Filter the entries below, keeping only lines with the word "Phase".

- **Data provided**:
◇ ◇ ◇ ◇
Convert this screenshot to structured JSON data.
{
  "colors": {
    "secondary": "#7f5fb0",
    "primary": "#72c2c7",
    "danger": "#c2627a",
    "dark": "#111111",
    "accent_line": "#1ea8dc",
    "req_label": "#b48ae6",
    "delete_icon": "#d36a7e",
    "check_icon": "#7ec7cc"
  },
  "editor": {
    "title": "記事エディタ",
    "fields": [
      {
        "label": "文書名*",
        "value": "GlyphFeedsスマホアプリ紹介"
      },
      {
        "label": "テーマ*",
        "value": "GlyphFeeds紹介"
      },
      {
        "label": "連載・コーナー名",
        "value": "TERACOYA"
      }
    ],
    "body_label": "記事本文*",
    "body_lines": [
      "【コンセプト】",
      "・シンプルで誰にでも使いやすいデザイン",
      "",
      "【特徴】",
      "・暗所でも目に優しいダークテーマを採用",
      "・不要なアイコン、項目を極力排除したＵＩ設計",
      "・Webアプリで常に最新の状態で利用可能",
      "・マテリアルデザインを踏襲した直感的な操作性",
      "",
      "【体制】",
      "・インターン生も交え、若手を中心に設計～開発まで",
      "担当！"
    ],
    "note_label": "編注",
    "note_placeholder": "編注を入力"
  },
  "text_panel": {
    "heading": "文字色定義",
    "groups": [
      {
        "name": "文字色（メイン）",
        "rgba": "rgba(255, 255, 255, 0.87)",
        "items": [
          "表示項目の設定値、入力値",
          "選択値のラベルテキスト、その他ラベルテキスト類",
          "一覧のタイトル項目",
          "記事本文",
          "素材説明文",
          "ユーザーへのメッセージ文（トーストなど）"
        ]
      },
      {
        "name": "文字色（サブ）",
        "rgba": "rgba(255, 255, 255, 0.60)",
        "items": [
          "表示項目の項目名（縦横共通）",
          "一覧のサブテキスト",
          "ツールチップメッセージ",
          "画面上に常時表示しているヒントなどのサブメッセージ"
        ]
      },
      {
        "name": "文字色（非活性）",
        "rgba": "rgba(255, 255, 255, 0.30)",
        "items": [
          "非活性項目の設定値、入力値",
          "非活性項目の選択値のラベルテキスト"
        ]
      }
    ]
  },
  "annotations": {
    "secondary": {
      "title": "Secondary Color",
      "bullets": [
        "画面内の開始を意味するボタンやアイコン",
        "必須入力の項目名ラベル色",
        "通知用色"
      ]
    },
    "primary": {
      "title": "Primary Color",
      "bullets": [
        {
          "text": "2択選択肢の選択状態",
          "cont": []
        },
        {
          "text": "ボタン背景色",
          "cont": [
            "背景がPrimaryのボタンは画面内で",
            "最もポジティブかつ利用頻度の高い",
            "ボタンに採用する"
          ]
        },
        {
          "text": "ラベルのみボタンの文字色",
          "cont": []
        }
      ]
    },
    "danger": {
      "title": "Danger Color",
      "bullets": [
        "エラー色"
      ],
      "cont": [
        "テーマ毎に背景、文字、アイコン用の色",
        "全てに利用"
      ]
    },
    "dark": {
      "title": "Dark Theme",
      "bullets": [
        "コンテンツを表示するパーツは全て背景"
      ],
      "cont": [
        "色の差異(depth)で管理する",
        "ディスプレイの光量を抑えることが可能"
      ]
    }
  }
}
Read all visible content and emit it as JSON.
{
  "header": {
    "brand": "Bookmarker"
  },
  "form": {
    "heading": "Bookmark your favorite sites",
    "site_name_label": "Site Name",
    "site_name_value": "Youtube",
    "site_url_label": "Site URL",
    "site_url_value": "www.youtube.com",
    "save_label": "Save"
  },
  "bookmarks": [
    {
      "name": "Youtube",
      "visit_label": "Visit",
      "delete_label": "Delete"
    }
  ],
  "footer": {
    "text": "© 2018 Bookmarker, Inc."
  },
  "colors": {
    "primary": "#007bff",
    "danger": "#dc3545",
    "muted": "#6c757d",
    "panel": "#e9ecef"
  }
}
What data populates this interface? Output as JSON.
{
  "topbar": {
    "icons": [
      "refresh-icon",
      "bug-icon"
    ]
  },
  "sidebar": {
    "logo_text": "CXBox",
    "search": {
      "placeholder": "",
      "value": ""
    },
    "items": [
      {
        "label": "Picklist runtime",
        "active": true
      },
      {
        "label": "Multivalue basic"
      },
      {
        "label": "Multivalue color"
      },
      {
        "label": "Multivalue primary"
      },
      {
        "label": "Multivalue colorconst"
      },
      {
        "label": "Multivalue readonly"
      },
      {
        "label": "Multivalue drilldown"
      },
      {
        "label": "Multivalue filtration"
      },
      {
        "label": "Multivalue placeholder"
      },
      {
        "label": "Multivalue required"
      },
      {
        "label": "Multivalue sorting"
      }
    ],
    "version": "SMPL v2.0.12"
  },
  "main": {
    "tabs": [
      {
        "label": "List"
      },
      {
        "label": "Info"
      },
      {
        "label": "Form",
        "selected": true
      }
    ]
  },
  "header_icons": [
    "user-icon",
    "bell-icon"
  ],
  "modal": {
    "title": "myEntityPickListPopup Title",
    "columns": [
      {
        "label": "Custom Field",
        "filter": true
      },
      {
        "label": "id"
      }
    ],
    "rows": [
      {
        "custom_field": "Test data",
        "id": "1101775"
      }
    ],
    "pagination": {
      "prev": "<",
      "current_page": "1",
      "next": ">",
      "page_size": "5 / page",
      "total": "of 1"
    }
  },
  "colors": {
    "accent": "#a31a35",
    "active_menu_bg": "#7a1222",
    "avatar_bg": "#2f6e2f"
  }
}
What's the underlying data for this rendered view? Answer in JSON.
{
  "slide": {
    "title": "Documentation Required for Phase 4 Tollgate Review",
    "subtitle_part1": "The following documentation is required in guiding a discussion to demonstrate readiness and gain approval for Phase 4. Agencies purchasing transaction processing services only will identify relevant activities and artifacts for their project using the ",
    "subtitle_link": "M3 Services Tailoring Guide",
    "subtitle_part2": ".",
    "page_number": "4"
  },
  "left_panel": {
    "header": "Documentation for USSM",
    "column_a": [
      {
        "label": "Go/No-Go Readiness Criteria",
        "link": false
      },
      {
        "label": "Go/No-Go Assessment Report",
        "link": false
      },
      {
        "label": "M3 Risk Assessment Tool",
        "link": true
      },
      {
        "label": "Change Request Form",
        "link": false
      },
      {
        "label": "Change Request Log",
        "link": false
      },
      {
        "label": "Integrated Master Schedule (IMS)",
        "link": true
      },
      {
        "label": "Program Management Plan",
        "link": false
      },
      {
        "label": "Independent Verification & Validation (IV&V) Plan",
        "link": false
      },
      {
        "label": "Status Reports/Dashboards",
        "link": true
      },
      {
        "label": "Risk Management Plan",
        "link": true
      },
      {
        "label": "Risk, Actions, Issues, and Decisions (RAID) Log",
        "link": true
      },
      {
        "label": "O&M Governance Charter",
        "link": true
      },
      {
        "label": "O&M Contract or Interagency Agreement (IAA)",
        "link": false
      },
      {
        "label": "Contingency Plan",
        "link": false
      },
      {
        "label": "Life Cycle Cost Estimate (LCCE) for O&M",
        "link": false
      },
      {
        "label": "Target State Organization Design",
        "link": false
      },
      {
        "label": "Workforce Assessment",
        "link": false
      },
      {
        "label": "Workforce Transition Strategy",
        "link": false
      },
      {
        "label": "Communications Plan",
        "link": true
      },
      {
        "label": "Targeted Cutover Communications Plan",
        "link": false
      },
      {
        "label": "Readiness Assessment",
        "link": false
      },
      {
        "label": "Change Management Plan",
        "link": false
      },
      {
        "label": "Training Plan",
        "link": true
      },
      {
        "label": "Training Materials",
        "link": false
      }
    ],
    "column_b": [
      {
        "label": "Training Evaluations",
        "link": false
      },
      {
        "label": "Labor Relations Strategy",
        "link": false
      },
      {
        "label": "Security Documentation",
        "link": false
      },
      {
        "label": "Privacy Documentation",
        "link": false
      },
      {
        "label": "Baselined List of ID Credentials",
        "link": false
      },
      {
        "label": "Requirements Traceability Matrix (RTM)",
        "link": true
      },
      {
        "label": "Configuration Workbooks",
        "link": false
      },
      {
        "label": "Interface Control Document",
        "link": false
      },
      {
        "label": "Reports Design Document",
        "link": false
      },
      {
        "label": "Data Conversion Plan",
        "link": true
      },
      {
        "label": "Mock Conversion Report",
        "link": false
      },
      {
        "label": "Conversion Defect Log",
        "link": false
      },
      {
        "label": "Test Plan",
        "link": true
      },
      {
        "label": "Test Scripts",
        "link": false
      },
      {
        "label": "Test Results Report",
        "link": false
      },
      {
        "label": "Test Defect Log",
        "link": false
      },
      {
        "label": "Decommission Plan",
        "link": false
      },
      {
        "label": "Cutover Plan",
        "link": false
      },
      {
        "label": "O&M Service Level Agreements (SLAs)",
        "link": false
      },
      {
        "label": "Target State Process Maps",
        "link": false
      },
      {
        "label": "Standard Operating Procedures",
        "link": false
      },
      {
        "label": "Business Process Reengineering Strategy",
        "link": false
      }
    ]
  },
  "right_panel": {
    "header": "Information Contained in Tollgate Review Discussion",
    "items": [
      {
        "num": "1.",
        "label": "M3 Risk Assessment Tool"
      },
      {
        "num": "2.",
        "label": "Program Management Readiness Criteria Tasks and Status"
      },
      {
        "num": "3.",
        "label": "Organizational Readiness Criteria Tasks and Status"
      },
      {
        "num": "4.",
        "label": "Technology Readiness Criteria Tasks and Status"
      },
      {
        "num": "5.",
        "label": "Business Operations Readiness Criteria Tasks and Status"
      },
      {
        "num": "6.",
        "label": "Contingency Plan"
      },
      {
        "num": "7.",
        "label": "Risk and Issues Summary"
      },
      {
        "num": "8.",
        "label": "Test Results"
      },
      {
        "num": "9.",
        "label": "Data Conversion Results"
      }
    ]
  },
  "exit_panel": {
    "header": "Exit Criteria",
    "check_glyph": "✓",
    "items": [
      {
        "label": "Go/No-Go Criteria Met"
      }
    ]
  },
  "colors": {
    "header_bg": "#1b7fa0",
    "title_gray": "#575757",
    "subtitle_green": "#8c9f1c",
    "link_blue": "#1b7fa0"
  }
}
◇ ◇ ◇ ◇
- **Solution to the problem**:
    "title": "Documentation Required for Phase 4 Tollgate Review",
    "subtitle_part1": "The following documentation is required in guiding a discussion to demonstrate readiness and gain approval for Phase 4. Agencies purchasing transaction processing services only will identify relevant activities and artifacts for their project using the ",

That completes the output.